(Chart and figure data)
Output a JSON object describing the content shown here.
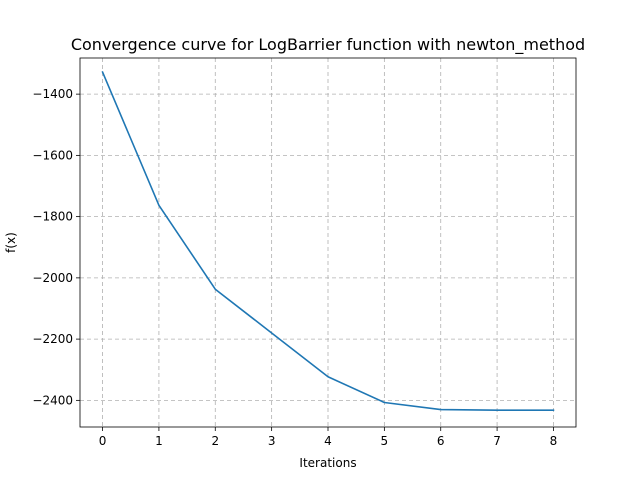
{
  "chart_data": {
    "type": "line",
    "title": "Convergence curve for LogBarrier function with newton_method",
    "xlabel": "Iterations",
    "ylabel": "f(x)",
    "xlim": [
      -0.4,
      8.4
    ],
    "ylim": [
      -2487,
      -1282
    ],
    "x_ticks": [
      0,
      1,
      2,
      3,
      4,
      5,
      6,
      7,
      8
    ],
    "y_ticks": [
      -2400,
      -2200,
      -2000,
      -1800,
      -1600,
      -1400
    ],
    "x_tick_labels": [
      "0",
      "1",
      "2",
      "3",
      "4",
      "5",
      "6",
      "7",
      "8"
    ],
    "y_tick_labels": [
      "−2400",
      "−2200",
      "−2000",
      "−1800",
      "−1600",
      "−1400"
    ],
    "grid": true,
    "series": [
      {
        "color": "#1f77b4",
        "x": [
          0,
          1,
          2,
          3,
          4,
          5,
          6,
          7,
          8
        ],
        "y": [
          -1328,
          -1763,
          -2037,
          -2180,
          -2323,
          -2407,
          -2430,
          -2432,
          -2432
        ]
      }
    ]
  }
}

[Description of the task] Generate a word-for-word copy of the preceding records, excluding all pictures.

[Final result]
Output a JSON object describing the content shown here.
{
  "chart_data": {
    "type": "line",
    "title": "Convergence curve for LogBarrier function with newton_method",
    "xlabel": "Iterations",
    "ylabel": "f(x)",
    "xlim": [
      -0.4,
      8.4
    ],
    "ylim": [
      -2487,
      -1282
    ],
    "x_ticks": [
      0,
      1,
      2,
      3,
      4,
      5,
      6,
      7,
      8
    ],
    "y_ticks": [
      -2400,
      -2200,
      -2000,
      -1800,
      -1600,
      -1400
    ],
    "x_tick_labels": [
      "0",
      "1",
      "2",
      "3",
      "4",
      "5",
      "6",
      "7",
      "8"
    ],
    "y_tick_labels": [
      "−2400",
      "−2200",
      "−2000",
      "−1800",
      "−1600",
      "−1400"
    ],
    "grid": true,
    "series": [
      {
        "color": "#1f77b4",
        "x": [
          0,
          1,
          2,
          3,
          4,
          5,
          6,
          7,
          8
        ],
        "y": [
          -1328,
          -1763,
          -2037,
          -2180,
          -2323,
          -2407,
          -2430,
          -2432,
          -2432
        ]
      }
    ]
  }
}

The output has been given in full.